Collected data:
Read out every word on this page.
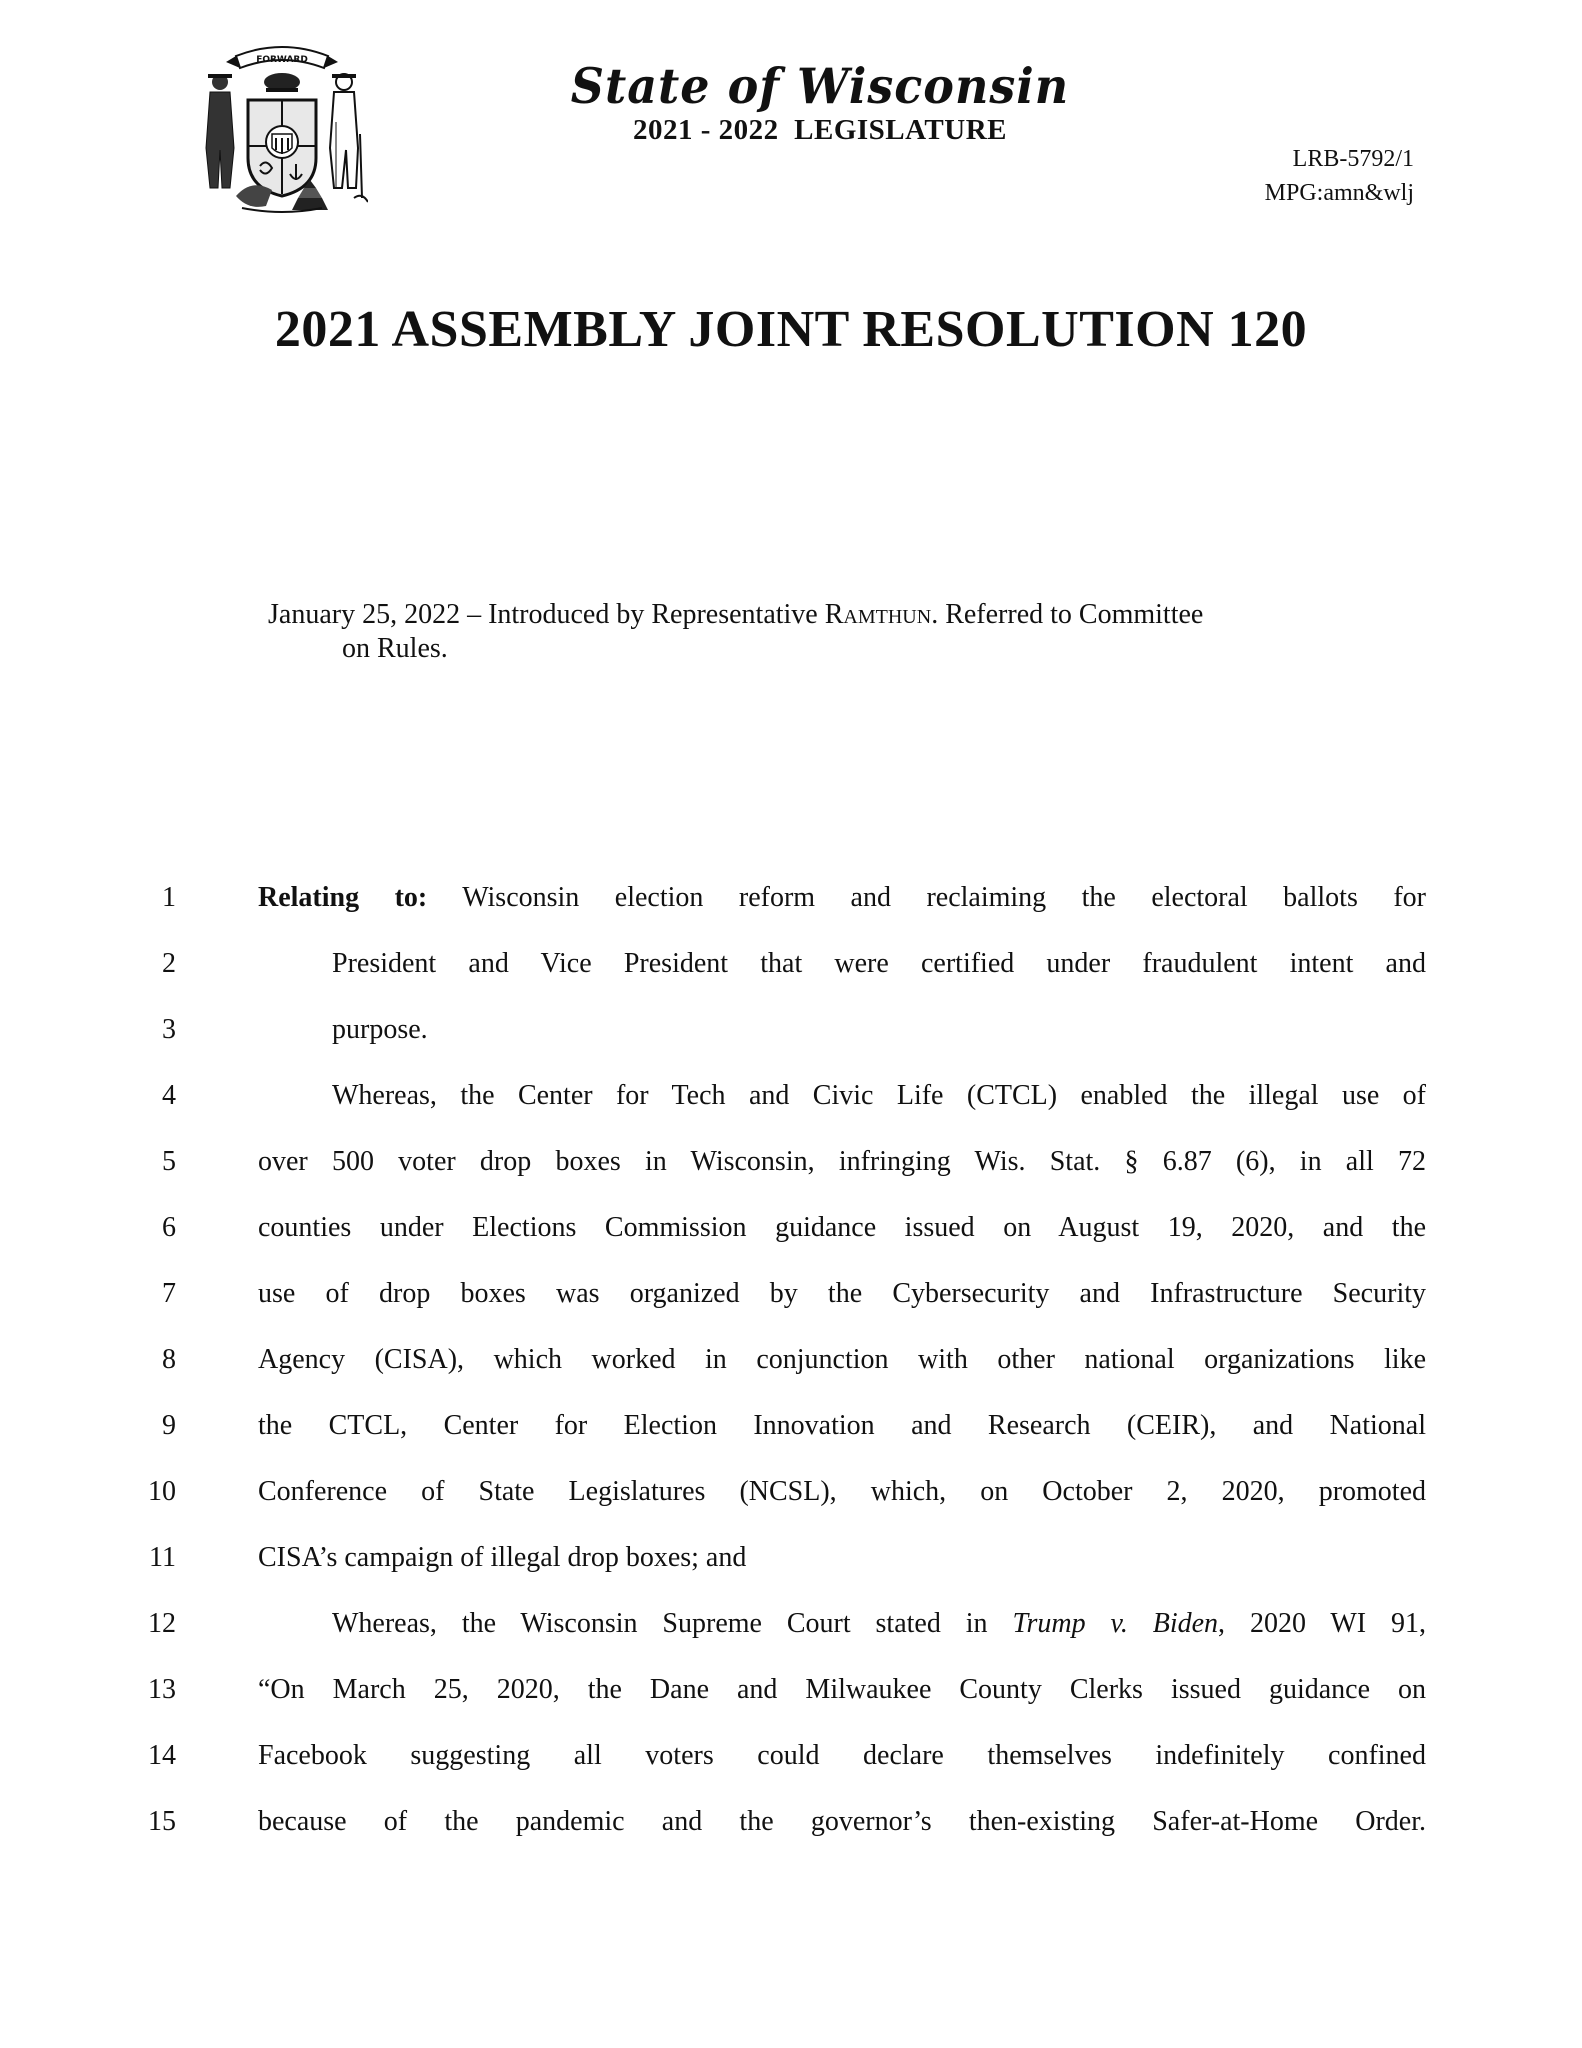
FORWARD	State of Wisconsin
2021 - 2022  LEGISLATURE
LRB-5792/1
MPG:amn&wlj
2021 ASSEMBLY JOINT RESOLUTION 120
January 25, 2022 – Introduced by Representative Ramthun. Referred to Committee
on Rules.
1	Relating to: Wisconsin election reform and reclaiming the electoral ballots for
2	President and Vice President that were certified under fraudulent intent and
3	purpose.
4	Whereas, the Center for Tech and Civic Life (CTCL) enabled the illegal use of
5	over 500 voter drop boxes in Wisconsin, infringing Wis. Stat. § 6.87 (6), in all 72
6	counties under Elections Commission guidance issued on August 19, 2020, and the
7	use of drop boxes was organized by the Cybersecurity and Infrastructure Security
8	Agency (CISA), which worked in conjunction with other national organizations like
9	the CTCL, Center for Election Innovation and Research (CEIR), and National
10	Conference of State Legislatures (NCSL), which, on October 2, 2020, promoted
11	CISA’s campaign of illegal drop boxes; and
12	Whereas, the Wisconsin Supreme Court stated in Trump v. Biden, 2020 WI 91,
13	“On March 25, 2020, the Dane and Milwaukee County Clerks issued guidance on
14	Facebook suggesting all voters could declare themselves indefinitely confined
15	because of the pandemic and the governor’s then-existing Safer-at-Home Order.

▸ **Direction**: Return the full material word for word. Do not include the pictures.

▸ **Response to this exercise**:
Read out every word on this page.
FORWARD	State of Wisconsin
2021 - 2022  LEGISLATURE
LRB-5792/1
MPG:amn&wlj
2021 ASSEMBLY JOINT RESOLUTION 120
January 25, 2022 – Introduced by Representative Ramthun. Referred to Committee
on Rules.
1	Relating to: Wisconsin election reform and reclaiming the electoral ballots for
2	President and Vice President that were certified under fraudulent intent and
3	purpose.
4	Whereas, the Center for Tech and Civic Life (CTCL) enabled the illegal use of
5	over 500 voter drop boxes in Wisconsin, infringing Wis. Stat. § 6.87 (6), in all 72
6	counties under Elections Commission guidance issued on August 19, 2020, and the
7	use of drop boxes was organized by the Cybersecurity and Infrastructure Security
8	Agency (CISA), which worked in conjunction with other national organizations like
9	the CTCL, Center for Election Innovation and Research (CEIR), and National
10	Conference of State Legislatures (NCSL), which, on October 2, 2020, promoted
11	CISA’s campaign of illegal drop boxes; and
12	Whereas, the Wisconsin Supreme Court stated in Trump v. Biden, 2020 WI 91,
13	“On March 25, 2020, the Dane and Milwaukee County Clerks issued guidance on
14	Facebook suggesting all voters could declare themselves indefinitely confined
15	because of the pandemic and the governor’s then-existing Safer-at-Home Order.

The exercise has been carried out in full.